(To do)
Count lines, not occurrences: give the number of lines holding the word "Openness", and nothing besides.

(Source data)

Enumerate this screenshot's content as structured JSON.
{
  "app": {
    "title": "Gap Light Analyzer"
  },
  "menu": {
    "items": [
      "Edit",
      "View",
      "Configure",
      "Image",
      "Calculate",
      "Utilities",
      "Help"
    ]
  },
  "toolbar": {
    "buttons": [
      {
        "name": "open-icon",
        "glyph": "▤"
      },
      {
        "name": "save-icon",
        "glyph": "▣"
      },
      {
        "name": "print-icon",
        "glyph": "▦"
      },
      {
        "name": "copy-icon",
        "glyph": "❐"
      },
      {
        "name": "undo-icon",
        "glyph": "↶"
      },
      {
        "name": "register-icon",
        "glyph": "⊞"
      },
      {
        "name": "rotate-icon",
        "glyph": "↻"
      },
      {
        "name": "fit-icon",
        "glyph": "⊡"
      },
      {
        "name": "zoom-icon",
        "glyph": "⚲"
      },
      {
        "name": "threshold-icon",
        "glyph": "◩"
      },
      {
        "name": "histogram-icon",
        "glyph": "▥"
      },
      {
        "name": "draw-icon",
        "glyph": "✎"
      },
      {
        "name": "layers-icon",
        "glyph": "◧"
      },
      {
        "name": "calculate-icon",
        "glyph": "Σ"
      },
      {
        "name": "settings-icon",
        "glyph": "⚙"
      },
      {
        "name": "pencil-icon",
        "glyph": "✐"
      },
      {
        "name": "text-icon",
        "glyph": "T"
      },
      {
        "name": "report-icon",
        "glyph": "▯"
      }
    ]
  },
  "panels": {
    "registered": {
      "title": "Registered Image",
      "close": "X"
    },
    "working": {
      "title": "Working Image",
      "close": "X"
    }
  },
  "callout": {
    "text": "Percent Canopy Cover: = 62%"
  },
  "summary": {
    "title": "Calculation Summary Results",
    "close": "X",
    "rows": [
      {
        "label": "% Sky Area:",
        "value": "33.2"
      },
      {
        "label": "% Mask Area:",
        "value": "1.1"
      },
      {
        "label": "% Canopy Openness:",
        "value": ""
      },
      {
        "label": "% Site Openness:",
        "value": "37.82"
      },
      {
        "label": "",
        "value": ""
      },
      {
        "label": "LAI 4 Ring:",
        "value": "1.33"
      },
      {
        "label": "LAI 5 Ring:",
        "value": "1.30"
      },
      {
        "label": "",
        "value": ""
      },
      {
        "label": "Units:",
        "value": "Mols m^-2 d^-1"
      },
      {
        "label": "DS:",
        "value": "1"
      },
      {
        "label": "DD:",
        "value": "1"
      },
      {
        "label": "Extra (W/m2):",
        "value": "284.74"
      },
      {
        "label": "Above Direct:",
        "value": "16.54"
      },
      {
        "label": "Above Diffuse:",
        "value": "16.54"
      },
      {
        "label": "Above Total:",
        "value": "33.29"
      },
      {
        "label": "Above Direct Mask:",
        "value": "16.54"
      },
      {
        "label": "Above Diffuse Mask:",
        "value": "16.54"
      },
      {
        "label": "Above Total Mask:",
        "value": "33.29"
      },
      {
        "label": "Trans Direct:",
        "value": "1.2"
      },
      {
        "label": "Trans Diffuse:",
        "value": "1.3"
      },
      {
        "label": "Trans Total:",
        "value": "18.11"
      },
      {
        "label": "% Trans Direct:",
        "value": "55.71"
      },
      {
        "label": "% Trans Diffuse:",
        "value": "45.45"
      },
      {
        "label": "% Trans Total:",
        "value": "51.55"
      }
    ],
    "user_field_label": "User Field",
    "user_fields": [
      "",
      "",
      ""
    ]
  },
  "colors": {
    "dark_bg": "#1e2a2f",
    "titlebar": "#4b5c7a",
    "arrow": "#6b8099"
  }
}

(Result for this exercise)
2